--- Start ---

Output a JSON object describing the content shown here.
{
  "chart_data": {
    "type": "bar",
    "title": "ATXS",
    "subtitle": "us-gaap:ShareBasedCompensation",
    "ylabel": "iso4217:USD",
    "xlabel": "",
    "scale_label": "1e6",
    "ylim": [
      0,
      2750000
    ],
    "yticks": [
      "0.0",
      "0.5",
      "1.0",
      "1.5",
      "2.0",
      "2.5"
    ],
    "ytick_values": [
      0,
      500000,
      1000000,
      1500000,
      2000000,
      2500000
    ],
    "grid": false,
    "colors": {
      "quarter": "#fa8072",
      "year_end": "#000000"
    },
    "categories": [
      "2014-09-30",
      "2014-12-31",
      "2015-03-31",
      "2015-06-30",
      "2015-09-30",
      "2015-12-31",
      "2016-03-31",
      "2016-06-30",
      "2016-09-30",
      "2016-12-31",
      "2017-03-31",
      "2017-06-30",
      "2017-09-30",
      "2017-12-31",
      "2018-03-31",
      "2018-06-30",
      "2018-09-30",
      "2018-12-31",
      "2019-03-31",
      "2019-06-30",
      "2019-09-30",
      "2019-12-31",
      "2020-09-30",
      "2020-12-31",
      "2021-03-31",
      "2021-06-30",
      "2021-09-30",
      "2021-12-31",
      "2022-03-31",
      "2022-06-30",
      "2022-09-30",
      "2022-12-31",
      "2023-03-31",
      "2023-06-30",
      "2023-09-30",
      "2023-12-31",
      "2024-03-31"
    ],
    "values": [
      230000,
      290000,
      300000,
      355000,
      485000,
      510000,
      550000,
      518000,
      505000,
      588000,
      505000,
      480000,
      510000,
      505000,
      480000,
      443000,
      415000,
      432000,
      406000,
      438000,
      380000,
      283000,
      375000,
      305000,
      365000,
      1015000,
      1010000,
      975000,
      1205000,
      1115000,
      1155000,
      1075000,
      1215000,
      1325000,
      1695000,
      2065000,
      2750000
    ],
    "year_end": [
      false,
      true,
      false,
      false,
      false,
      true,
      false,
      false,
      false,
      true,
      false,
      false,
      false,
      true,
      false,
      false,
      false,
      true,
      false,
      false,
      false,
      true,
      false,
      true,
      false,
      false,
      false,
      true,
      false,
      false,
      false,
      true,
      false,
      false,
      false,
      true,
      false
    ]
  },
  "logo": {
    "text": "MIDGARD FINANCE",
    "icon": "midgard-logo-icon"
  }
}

--- End ---

§ **Stated task**: Set down every record above exactly as given.

§ **Worked answer**:
Output a JSON object describing the content shown here.
{
  "chart_data": {
    "type": "bar",
    "title": "ATXS",
    "subtitle": "us-gaap:ShareBasedCompensation",
    "ylabel": "iso4217:USD",
    "xlabel": "",
    "scale_label": "1e6",
    "ylim": [
      0,
      2750000
    ],
    "yticks": [
      "0.0",
      "0.5",
      "1.0",
      "1.5",
      "2.0",
      "2.5"
    ],
    "ytick_values": [
      0,
      500000,
      1000000,
      1500000,
      2000000,
      2500000
    ],
    "grid": false,
    "colors": {
      "quarter": "#fa8072",
      "year_end": "#000000"
    },
    "categories": [
      "2014-09-30",
      "2014-12-31",
      "2015-03-31",
      "2015-06-30",
      "2015-09-30",
      "2015-12-31",
      "2016-03-31",
      "2016-06-30",
      "2016-09-30",
      "2016-12-31",
      "2017-03-31",
      "2017-06-30",
      "2017-09-30",
      "2017-12-31",
      "2018-03-31",
      "2018-06-30",
      "2018-09-30",
      "2018-12-31",
      "2019-03-31",
      "2019-06-30",
      "2019-09-30",
      "2019-12-31",
      "2020-09-30",
      "2020-12-31",
      "2021-03-31",
      "2021-06-30",
      "2021-09-30",
      "2021-12-31",
      "2022-03-31",
      "2022-06-30",
      "2022-09-30",
      "2022-12-31",
      "2023-03-31",
      "2023-06-30",
      "2023-09-30",
      "2023-12-31",
      "2024-03-31"
    ],
    "values": [
      230000,
      290000,
      300000,
      355000,
      485000,
      510000,
      550000,
      518000,
      505000,
      588000,
      505000,
      480000,
      510000,
      505000,
      480000,
      443000,
      415000,
      432000,
      406000,
      438000,
      380000,
      283000,
      375000,
      305000,
      365000,
      1015000,
      1010000,
      975000,
      1205000,
      1115000,
      1155000,
      1075000,
      1215000,
      1325000,
      1695000,
      2065000,
      2750000
    ],
    "year_end": [
      false,
      true,
      false,
      false,
      false,
      true,
      false,
      false,
      false,
      true,
      false,
      false,
      false,
      true,
      false,
      false,
      false,
      true,
      false,
      false,
      false,
      true,
      false,
      true,
      false,
      false,
      false,
      true,
      false,
      false,
      false,
      true,
      false,
      false,
      false,
      true,
      false
    ]
  },
  "logo": {
    "text": "MIDGARD FINANCE",
    "icon": "midgard-logo-icon"
  }
}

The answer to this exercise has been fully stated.